§ **EXCERPTED DATA**:
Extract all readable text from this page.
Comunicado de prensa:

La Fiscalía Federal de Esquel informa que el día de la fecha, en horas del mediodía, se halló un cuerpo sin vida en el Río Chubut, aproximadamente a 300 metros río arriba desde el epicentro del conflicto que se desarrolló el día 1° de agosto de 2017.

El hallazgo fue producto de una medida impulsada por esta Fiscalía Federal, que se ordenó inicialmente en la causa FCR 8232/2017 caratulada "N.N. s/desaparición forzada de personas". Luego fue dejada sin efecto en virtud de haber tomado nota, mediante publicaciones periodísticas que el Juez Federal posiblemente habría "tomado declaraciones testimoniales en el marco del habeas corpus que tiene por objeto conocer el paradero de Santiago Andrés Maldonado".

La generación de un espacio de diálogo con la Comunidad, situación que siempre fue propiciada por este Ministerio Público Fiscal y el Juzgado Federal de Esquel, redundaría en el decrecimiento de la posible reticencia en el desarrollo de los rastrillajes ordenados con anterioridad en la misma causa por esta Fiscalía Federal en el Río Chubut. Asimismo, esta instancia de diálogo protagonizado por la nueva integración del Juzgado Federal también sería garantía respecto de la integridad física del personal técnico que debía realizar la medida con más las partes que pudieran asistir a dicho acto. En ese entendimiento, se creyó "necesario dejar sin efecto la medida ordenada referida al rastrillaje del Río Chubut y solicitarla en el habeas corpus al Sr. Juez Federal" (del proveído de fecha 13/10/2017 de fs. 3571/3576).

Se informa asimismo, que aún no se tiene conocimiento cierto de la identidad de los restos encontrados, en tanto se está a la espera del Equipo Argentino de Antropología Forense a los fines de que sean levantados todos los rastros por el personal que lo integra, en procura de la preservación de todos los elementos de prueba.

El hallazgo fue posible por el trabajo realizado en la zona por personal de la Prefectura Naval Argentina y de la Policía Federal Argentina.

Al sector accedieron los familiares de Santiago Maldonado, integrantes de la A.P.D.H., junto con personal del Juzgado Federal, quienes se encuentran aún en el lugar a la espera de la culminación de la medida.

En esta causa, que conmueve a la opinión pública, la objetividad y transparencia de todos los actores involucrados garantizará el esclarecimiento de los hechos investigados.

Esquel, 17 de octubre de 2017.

§ **EXERCISE**:
Return all the data above once more, precisely as given.

§ **EXPECTED OUTPUT**:
Extract all readable text from this page.
Comunicado de prensa:

La Fiscalía Federal de Esquel informa que el día de la fecha, en horas del mediodía, se halló un cuerpo sin vida en el Río Chubut, aproximadamente a 300 metros río arriba desde el epicentro del conflicto que se desarrolló el día 1° de agosto de 2017.

El hallazgo fue producto de una medida impulsada por esta Fiscalía Federal, que se ordenó inicialmente en la causa FCR 8232/2017 caratulada "N.N. s/desaparición forzada de personas". Luego fue dejada sin efecto en virtud de haber tomado nota, mediante publicaciones periodísticas que el Juez Federal posiblemente habría "tomado declaraciones testimoniales en el marco del habeas corpus que tiene por objeto conocer el paradero de Santiago Andrés Maldonado".

La generación de un espacio de diálogo con la Comunidad, situación que siempre fue propiciada por este Ministerio Público Fiscal y el Juzgado Federal de Esquel, redundaría en el decrecimiento de la posible reticencia en el desarrollo de los rastrillajes ordenados con anterioridad en la misma causa por esta Fiscalía Federal en el Río Chubut. Asimismo, esta instancia de diálogo protagonizado por la nueva integración del Juzgado Federal también sería garantía respecto de la integridad física del personal técnico que debía realizar la medida con más las partes que pudieran asistir a dicho acto. En ese entendimiento, se creyó "necesario dejar sin efecto la medida ordenada referida al rastrillaje del Río Chubut y solicitarla en el habeas corpus al Sr. Juez Federal" (del proveído de fecha 13/10/2017 de fs. 3571/3576).

Se informa asimismo, que aún no se tiene conocimiento cierto de la identidad de los restos encontrados, en tanto se está a la espera del Equipo Argentino de Antropología Forense a los fines de que sean levantados todos los rastros por el personal que lo integra, en procura de la preservación de todos los elementos de prueba.

El hallazgo fue posible por el trabajo realizado en la zona por personal de la Prefectura Naval Argentina y de la Policía Federal Argentina.

Al sector accedieron los familiares de Santiago Maldonado, integrantes de la A.P.D.H., junto con personal del Juzgado Federal, quienes se encuentran aún en el lugar a la espera de la culminación de la medida.

En esta causa, que conmueve a la opinión pública, la objetividad y transparencia de todos los actores involucrados garantizará el esclarecimiento de los hechos investigados.

Esquel, 17 de octubre de 2017.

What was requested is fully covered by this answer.